→ **Problem**: Extract every line of the material that holds the string "JSON".

→ **Data for this task**:

========================

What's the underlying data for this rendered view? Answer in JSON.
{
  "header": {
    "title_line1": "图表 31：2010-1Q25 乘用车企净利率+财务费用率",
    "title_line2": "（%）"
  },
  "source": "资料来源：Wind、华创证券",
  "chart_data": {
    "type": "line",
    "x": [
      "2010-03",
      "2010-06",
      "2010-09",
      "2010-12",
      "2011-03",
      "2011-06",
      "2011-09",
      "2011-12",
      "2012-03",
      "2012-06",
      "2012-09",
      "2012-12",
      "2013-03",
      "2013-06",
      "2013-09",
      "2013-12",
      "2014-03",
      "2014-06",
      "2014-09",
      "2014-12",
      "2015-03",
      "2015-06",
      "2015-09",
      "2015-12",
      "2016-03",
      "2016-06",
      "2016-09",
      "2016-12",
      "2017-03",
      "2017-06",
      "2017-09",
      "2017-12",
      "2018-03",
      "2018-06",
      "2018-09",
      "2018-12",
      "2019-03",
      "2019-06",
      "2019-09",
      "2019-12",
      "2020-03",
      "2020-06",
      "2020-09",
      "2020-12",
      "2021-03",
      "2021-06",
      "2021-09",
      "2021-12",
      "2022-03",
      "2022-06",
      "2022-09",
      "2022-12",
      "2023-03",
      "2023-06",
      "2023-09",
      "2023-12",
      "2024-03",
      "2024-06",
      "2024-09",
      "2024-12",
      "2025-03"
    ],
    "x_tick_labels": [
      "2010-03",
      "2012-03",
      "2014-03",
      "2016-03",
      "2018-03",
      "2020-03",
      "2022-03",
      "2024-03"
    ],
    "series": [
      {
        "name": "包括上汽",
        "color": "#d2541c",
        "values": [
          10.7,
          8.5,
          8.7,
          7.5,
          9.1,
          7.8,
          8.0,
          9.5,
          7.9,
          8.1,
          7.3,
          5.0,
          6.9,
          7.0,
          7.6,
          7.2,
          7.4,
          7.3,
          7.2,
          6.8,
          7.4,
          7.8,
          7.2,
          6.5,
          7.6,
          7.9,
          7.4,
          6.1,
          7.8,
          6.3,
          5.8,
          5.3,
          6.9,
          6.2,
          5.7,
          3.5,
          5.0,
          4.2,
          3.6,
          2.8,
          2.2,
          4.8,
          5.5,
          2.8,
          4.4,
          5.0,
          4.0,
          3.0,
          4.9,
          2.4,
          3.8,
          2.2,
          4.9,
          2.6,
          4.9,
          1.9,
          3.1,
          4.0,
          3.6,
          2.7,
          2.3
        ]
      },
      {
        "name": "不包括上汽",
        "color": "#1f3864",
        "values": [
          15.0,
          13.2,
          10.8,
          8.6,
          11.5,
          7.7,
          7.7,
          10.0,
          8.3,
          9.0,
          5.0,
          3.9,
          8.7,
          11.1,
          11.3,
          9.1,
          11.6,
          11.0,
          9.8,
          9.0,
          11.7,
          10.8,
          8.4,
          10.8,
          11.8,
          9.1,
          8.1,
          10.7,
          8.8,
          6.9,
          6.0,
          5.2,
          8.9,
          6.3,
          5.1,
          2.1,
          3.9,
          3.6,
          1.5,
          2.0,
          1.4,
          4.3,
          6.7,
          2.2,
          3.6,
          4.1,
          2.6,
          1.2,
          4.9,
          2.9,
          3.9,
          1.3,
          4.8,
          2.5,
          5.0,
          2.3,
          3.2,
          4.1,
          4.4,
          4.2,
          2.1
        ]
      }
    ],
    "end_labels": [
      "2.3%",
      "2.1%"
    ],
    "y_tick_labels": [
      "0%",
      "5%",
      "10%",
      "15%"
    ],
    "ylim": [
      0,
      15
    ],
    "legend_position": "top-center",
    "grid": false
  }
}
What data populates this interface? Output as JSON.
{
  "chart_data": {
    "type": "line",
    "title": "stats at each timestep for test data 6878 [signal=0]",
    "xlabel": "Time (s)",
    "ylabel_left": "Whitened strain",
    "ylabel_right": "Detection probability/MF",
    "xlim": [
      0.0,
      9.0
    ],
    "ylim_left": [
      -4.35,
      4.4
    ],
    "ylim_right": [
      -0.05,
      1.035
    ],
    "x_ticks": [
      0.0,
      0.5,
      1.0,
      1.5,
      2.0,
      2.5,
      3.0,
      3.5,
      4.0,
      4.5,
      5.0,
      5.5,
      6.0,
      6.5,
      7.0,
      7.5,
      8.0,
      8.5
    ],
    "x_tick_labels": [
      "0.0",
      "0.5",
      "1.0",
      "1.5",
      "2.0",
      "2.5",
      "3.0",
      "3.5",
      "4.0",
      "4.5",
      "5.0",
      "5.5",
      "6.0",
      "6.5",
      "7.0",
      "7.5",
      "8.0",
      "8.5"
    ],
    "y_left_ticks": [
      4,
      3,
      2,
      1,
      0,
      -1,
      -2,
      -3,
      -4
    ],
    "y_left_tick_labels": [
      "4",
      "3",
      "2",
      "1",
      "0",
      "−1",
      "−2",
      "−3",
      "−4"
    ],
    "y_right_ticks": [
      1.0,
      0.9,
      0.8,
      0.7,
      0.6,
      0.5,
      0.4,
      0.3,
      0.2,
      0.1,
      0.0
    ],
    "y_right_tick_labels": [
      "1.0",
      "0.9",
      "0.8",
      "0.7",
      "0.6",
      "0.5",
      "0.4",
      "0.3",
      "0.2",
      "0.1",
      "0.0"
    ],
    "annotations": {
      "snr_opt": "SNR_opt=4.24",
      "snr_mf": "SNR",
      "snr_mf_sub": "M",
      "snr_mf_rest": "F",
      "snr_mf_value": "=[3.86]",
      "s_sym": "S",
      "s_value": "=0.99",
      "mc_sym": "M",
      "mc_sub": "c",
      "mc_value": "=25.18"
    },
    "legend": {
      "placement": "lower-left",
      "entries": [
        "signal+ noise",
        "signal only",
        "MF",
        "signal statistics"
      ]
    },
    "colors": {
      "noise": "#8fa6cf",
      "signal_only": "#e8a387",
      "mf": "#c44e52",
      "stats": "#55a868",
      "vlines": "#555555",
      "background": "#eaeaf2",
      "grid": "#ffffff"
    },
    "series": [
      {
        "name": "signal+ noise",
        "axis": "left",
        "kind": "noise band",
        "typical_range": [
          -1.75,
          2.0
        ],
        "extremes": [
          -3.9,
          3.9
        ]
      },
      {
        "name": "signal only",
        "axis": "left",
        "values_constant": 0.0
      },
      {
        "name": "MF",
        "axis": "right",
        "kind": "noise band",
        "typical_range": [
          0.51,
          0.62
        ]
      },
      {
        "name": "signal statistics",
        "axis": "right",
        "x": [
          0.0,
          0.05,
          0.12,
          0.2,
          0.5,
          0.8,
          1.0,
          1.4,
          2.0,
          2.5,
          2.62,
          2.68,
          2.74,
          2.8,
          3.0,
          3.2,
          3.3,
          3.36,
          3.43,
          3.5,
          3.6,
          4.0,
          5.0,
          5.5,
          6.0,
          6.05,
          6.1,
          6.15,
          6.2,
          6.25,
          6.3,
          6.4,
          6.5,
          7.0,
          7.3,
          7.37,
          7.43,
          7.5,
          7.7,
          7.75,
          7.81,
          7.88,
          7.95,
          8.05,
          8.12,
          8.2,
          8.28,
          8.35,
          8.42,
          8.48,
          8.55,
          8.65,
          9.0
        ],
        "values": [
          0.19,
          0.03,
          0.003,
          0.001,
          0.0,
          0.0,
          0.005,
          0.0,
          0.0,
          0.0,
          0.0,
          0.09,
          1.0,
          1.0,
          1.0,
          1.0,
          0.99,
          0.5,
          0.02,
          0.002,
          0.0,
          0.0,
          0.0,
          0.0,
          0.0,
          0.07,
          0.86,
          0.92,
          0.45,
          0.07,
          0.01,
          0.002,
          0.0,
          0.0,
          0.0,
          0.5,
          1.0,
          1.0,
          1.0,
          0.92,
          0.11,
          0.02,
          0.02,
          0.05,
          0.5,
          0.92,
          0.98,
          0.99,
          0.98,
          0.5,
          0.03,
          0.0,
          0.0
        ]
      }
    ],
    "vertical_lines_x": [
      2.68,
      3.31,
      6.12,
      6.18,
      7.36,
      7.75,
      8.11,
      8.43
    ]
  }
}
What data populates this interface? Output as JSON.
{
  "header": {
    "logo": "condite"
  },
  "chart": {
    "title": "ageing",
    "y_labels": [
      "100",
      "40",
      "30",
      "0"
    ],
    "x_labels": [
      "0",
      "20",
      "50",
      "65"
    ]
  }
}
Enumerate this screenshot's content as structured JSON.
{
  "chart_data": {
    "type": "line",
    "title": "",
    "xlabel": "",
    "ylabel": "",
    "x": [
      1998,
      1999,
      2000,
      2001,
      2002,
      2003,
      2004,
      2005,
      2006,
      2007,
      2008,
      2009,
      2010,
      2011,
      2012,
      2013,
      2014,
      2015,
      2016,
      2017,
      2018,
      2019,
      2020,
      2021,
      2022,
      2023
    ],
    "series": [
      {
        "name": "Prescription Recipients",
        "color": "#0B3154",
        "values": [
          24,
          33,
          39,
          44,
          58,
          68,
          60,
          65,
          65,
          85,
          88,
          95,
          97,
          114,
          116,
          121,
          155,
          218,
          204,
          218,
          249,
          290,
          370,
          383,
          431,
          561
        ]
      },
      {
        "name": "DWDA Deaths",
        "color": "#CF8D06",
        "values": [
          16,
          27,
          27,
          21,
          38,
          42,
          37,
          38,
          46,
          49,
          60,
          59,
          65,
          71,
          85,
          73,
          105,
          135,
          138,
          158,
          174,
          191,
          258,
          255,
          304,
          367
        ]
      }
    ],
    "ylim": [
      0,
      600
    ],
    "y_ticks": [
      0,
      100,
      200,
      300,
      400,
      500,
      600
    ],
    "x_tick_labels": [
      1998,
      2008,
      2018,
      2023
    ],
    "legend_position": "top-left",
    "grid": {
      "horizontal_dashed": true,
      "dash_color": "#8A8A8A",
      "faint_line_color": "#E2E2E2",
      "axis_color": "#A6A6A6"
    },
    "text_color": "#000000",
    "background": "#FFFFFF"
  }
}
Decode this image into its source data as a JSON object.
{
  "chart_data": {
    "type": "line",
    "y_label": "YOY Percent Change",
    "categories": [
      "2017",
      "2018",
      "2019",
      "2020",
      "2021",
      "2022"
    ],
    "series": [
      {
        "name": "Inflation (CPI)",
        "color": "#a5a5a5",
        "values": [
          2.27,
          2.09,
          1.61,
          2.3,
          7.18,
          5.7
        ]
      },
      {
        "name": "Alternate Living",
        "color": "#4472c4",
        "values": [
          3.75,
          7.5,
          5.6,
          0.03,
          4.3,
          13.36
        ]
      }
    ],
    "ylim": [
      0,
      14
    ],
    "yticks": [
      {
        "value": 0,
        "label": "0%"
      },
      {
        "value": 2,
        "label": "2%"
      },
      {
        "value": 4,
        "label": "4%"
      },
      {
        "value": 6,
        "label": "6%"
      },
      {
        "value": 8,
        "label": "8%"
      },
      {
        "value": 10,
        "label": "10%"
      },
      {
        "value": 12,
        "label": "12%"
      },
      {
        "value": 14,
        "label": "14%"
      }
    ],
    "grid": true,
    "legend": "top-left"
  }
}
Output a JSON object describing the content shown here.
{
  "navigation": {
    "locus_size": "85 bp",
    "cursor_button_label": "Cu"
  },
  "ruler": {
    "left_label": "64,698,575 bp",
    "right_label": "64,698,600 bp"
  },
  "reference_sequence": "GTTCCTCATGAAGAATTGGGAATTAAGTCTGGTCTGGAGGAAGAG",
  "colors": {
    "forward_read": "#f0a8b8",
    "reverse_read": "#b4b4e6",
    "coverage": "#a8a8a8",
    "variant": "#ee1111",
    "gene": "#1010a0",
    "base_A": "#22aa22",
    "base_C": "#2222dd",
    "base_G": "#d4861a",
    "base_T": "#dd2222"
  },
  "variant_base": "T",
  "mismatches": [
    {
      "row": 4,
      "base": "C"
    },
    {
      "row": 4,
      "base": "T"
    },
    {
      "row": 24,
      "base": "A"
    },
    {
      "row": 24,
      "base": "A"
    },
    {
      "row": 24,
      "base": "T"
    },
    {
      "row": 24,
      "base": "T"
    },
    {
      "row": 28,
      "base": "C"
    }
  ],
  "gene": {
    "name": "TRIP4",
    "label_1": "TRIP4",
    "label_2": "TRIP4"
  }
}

========================

→ **Final result**:
What's the underlying data for this rendered view? Answer in JSON.
What data populates this interface? Output as JSON.
What data populates this interface? Output as JSON.
Enumerate this screenshot's content as structured JSON.
Decode this image into its source data as a JSON object.
Output a JSON object describing the content shown here.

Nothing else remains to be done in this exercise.